STATED PROBLEM: Extract all data as written.

Entries taken from a collection:
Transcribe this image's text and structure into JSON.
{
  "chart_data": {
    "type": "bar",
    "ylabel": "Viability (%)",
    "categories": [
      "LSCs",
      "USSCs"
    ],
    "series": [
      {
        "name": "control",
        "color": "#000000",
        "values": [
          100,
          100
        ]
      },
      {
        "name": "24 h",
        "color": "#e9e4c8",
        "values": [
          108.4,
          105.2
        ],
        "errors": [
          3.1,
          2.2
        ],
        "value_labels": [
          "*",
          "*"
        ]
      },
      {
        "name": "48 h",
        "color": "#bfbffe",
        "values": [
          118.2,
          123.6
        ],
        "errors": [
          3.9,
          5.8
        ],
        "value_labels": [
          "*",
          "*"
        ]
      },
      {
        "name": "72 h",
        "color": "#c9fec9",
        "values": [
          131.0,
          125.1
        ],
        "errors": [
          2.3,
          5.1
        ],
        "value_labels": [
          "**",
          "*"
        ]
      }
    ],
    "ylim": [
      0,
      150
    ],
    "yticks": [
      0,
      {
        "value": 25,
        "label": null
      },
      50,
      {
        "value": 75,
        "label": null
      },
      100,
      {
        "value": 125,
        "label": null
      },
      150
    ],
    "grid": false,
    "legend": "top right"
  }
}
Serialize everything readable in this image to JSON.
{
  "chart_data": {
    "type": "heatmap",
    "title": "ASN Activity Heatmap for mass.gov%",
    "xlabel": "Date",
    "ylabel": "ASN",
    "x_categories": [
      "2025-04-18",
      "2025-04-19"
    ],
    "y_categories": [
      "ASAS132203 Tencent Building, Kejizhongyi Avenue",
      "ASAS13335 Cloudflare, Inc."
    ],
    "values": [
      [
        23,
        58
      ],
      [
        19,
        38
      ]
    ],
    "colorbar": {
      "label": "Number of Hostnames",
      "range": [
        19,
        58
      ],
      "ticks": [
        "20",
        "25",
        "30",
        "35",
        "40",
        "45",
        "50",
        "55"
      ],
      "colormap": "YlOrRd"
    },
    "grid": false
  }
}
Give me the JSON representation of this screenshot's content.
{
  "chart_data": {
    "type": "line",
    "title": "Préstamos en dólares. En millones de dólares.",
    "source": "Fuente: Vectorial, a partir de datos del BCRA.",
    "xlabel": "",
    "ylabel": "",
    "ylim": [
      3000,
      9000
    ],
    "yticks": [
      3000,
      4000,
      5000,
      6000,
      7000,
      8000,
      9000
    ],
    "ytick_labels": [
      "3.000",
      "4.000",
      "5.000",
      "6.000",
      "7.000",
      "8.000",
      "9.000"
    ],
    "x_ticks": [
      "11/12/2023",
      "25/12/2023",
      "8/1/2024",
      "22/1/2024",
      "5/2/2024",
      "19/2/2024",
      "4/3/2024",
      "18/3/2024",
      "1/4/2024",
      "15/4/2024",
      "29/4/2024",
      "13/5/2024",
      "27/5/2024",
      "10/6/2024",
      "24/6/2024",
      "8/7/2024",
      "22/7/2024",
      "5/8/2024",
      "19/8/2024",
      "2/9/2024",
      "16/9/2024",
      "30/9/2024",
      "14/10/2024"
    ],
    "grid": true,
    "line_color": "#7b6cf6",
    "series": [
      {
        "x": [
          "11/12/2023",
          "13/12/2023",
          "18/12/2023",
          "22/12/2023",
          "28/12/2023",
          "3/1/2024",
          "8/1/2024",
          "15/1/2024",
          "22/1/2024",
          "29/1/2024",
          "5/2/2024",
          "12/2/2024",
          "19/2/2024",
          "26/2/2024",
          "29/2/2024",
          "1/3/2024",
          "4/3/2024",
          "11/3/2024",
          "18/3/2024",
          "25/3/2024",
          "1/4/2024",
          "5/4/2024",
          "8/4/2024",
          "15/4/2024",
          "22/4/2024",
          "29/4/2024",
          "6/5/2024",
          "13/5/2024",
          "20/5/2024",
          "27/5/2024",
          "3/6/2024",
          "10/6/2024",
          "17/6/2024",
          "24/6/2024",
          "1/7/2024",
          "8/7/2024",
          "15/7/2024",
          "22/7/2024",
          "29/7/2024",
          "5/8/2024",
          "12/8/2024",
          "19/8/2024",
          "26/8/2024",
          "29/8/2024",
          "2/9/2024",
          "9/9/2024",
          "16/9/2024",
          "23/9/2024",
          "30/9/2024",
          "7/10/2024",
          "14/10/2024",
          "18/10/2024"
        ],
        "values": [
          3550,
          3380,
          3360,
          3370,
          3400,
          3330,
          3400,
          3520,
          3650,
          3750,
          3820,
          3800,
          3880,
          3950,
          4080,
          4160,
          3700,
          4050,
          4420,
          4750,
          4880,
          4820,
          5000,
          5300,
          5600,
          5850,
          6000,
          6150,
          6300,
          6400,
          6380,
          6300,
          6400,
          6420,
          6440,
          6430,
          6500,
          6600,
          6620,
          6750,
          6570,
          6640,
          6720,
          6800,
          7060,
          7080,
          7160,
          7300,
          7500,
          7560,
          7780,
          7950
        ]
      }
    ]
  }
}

EXERCISE SOLUTION:
Transcribe this image's text and structure into JSON.
{
  "chart_data": {
    "type": "bar",
    "ylabel": "Viability (%)",
    "categories": [
      "LSCs",
      "USSCs"
    ],
    "series": [
      {
        "name": "control",
        "color": "#000000",
        "values": [
          100,
          100
        ]
      },
      {
        "name": "24 h",
        "color": "#e9e4c8",
        "values": [
          108.4,
          105.2
        ],
        "errors": [
          3.1,
          2.2
        ],
        "value_labels": [
          "*",
          "*"
        ]
      },
      {
        "name": "48 h",
        "color": "#bfbffe",
        "values": [
          118.2,
          123.6
        ],
        "errors": [
          3.9,
          5.8
        ],
        "value_labels": [
          "*",
          "*"
        ]
      },
      {
        "name": "72 h",
        "color": "#c9fec9",
        "values": [
          131.0,
          125.1
        ],
        "errors": [
          2.3,
          5.1
        ],
        "value_labels": [
          "**",
          "*"
        ]
      }
    ],
    "ylim": [
      0,
      150
    ],
    "yticks": [
      0,
      {
        "value": 25,
        "label": null
      },
      50,
      {
        "value": 75,
        "label": null
      },
      100,
      {
        "value": 125,
        "label": null
      },
      150
    ],
    "grid": false,
    "legend": "top right"
  }
}
Serialize everything readable in this image to JSON.
{
  "chart_data": {
    "type": "heatmap",
    "title": "ASN Activity Heatmap for mass.gov%",
    "xlabel": "Date",
    "ylabel": "ASN",
    "x_categories": [
      "2025-04-18",
      "2025-04-19"
    ],
    "y_categories": [
      "ASAS132203 Tencent Building, Kejizhongyi Avenue",
      "ASAS13335 Cloudflare, Inc."
    ],
    "values": [
      [
        23,
        58
      ],
      [
        19,
        38
      ]
    ],
    "colorbar": {
      "label": "Number of Hostnames",
      "range": [
        19,
        58
      ],
      "ticks": [
        "20",
        "25",
        "30",
        "35",
        "40",
        "45",
        "50",
        "55"
      ],
      "colormap": "YlOrRd"
    },
    "grid": false
  }
}
Give me the JSON representation of this screenshot's content.
{
  "chart_data": {
    "type": "line",
    "title": "Préstamos en dólares. En millones de dólares.",
    "source": "Fuente: Vectorial, a partir de datos del BCRA.",
    "xlabel": "",
    "ylabel": "",
    "ylim": [
      3000,
      9000
    ],
    "yticks": [
      3000,
      4000,
      5000,
      6000,
      7000,
      8000,
      9000
    ],
    "ytick_labels": [
      "3.000",
      "4.000",
      "5.000",
      "6.000",
      "7.000",
      "8.000",
      "9.000"
    ],
    "x_ticks": [
      "11/12/2023",
      "25/12/2023",
      "8/1/2024",
      "22/1/2024",
      "5/2/2024",
      "19/2/2024",
      "4/3/2024",
      "18/3/2024",
      "1/4/2024",
      "15/4/2024",
      "29/4/2024",
      "13/5/2024",
      "27/5/2024",
      "10/6/2024",
      "24/6/2024",
      "8/7/2024",
      "22/7/2024",
      "5/8/2024",
      "19/8/2024",
      "2/9/2024",
      "16/9/2024",
      "30/9/2024",
      "14/10/2024"
    ],
    "grid": true,
    "line_color": "#7b6cf6",
    "series": [
      {
        "x": [
          "11/12/2023",
          "13/12/2023",
          "18/12/2023",
          "22/12/2023",
          "28/12/2023",
          "3/1/2024",
          "8/1/2024",
          "15/1/2024",
          "22/1/2024",
          "29/1/2024",
          "5/2/2024",
          "12/2/2024",
          "19/2/2024",
          "26/2/2024",
          "29/2/2024",
          "1/3/2024",
          "4/3/2024",
          "11/3/2024",
          "18/3/2024",
          "25/3/2024",
          "1/4/2024",
          "5/4/2024",
          "8/4/2024",
          "15/4/2024",
          "22/4/2024",
          "29/4/2024",
          "6/5/2024",
          "13/5/2024",
          "20/5/2024",
          "27/5/2024",
          "3/6/2024",
          "10/6/2024",
          "17/6/2024",
          "24/6/2024",
          "1/7/2024",
          "8/7/2024",
          "15/7/2024",
          "22/7/2024",
          "29/7/2024",
          "5/8/2024",
          "12/8/2024",
          "19/8/2024",
          "26/8/2024",
          "29/8/2024",
          "2/9/2024",
          "9/9/2024",
          "16/9/2024",
          "23/9/2024",
          "30/9/2024",
          "7/10/2024",
          "14/10/2024",
          "18/10/2024"
        ],
        "values": [
          3550,
          3380,
          3360,
          3370,
          3400,
          3330,
          3400,
          3520,
          3650,
          3750,
          3820,
          3800,
          3880,
          3950,
          4080,
          4160,
          3700,
          4050,
          4420,
          4750,
          4880,
          4820,
          5000,
          5300,
          5600,
          5850,
          6000,
          6150,
          6300,
          6400,
          6380,
          6300,
          6400,
          6420,
          6440,
          6430,
          6500,
          6600,
          6620,
          6750,
          6570,
          6640,
          6720,
          6800,
          7060,
          7080,
          7160,
          7300,
          7500,
          7560,
          7780,
          7950
        ]
      }
    ]
  }
}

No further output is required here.